** DATASET RECORDS **

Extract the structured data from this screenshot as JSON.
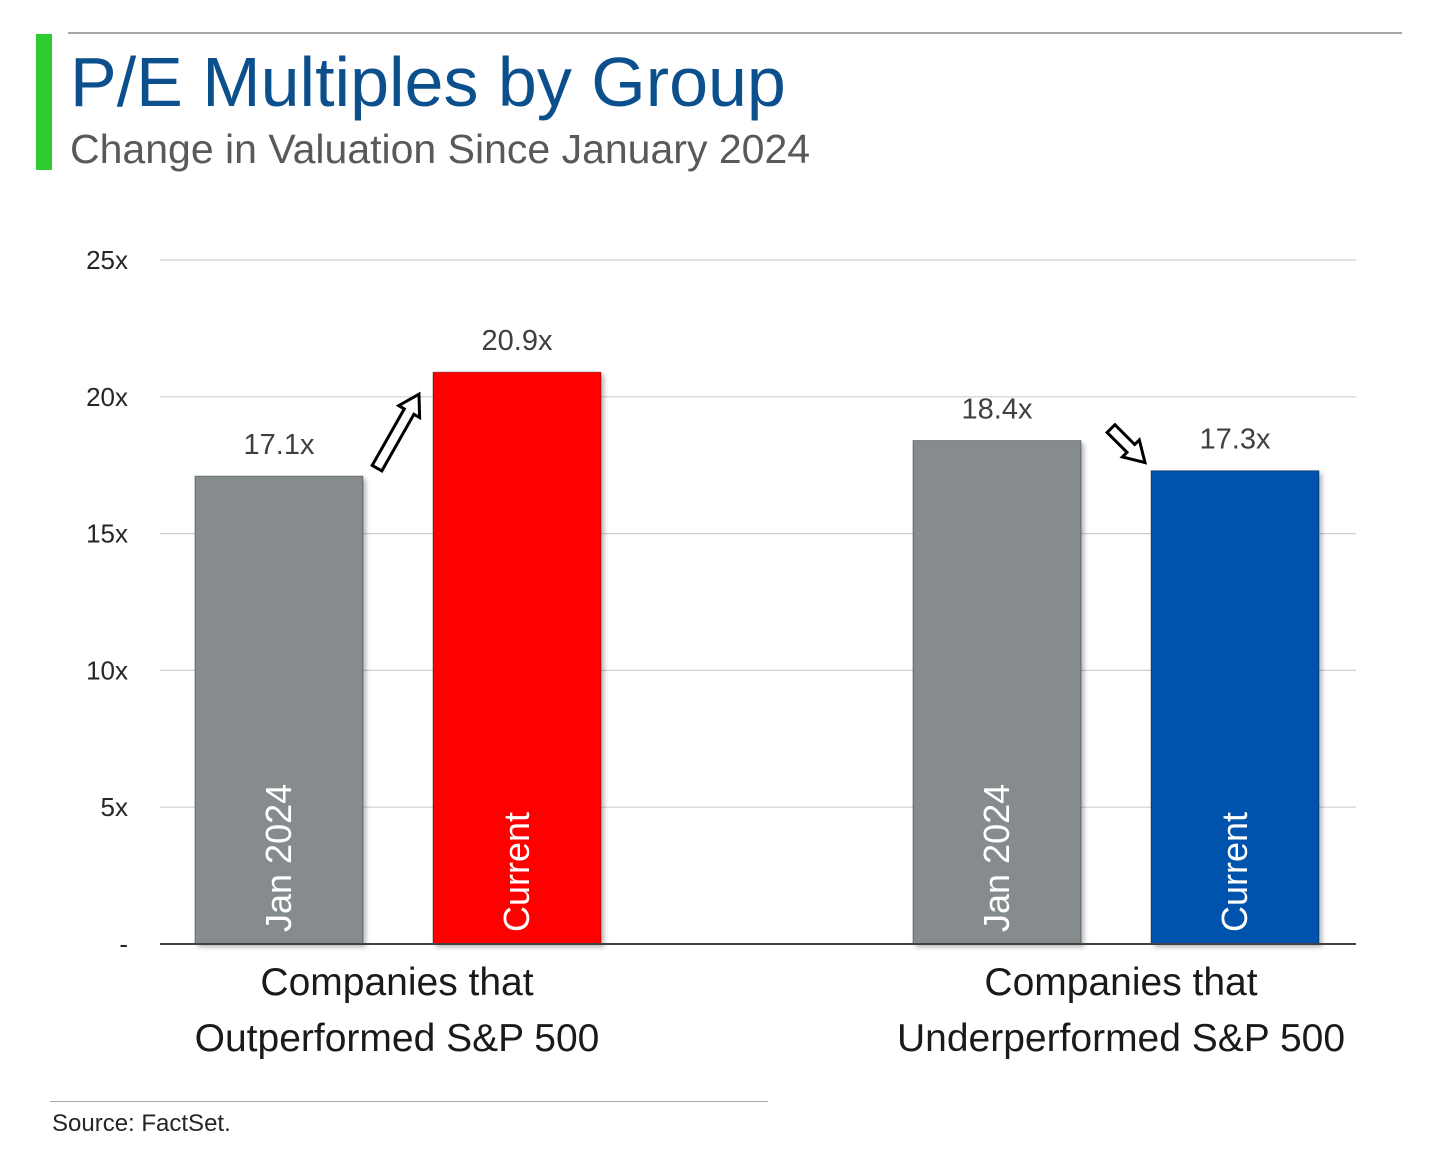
{
  "header": {
    "title": "P/E Multiples by Group",
    "subtitle": "Change in Valuation Since January 2024"
  },
  "footer": {
    "source": "Source: FactSet."
  },
  "colors": {
    "title": "#0b4f8c",
    "accent": "#2ecc2e",
    "jan_bar": "#868c8e",
    "current_outperform": "#ff0000",
    "current_underperform": "#0052ac",
    "gridline": "#d0d0d0",
    "axis_text": "#262626"
  },
  "chart_data": {
    "type": "bar",
    "title": "P/E Multiples by Group",
    "subtitle": "Change in Valuation Since January 2024",
    "ylim": [
      0,
      25
    ],
    "yticks": [
      {
        "value": 0,
        "label": "-"
      },
      {
        "value": 5,
        "label": "5x"
      },
      {
        "value": 10,
        "label": "10x"
      },
      {
        "value": 15,
        "label": "15x"
      },
      {
        "value": 20,
        "label": "20x"
      },
      {
        "value": 25,
        "label": "25x"
      }
    ],
    "grid": true,
    "groups": [
      {
        "name_lines": [
          "Companies that",
          "Outperformed S&P 500"
        ],
        "trend": "up",
        "bars": [
          {
            "label": "Jan 2024",
            "value": 17.1,
            "value_label": "17.1x",
            "color": "#868c8e"
          },
          {
            "label": "Current",
            "value": 20.9,
            "value_label": "20.9x",
            "color": "#ff0000"
          }
        ]
      },
      {
        "name_lines": [
          "Companies that",
          "Underperformed S&P 500"
        ],
        "trend": "down",
        "bars": [
          {
            "label": "Jan 2024",
            "value": 18.4,
            "value_label": "18.4x",
            "color": "#868c8e"
          },
          {
            "label": "Current",
            "value": 17.3,
            "value_label": "17.3x",
            "color": "#0052ac"
          }
        ]
      }
    ]
  }
}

** TASK TO CARRY OUT **
Your task is to reproduce all of the material exactly. The pictures stay out.

** WRITTEN RESPONSE **
Extract the structured data from this screenshot as JSON.
{
  "header": {
    "title": "P/E Multiples by Group",
    "subtitle": "Change in Valuation Since January 2024"
  },
  "footer": {
    "source": "Source: FactSet."
  },
  "colors": {
    "title": "#0b4f8c",
    "accent": "#2ecc2e",
    "jan_bar": "#868c8e",
    "current_outperform": "#ff0000",
    "current_underperform": "#0052ac",
    "gridline": "#d0d0d0",
    "axis_text": "#262626"
  },
  "chart_data": {
    "type": "bar",
    "title": "P/E Multiples by Group",
    "subtitle": "Change in Valuation Since January 2024",
    "ylim": [
      0,
      25
    ],
    "yticks": [
      {
        "value": 0,
        "label": "-"
      },
      {
        "value": 5,
        "label": "5x"
      },
      {
        "value": 10,
        "label": "10x"
      },
      {
        "value": 15,
        "label": "15x"
      },
      {
        "value": 20,
        "label": "20x"
      },
      {
        "value": 25,
        "label": "25x"
      }
    ],
    "grid": true,
    "groups": [
      {
        "name_lines": [
          "Companies that",
          "Outperformed S&P 500"
        ],
        "trend": "up",
        "bars": [
          {
            "label": "Jan 2024",
            "value": 17.1,
            "value_label": "17.1x",
            "color": "#868c8e"
          },
          {
            "label": "Current",
            "value": 20.9,
            "value_label": "20.9x",
            "color": "#ff0000"
          }
        ]
      },
      {
        "name_lines": [
          "Companies that",
          "Underperformed S&P 500"
        ],
        "trend": "down",
        "bars": [
          {
            "label": "Jan 2024",
            "value": 18.4,
            "value_label": "18.4x",
            "color": "#868c8e"
          },
          {
            "label": "Current",
            "value": 17.3,
            "value_label": "17.3x",
            "color": "#0052ac"
          }
        ]
      }
    ]
  }
}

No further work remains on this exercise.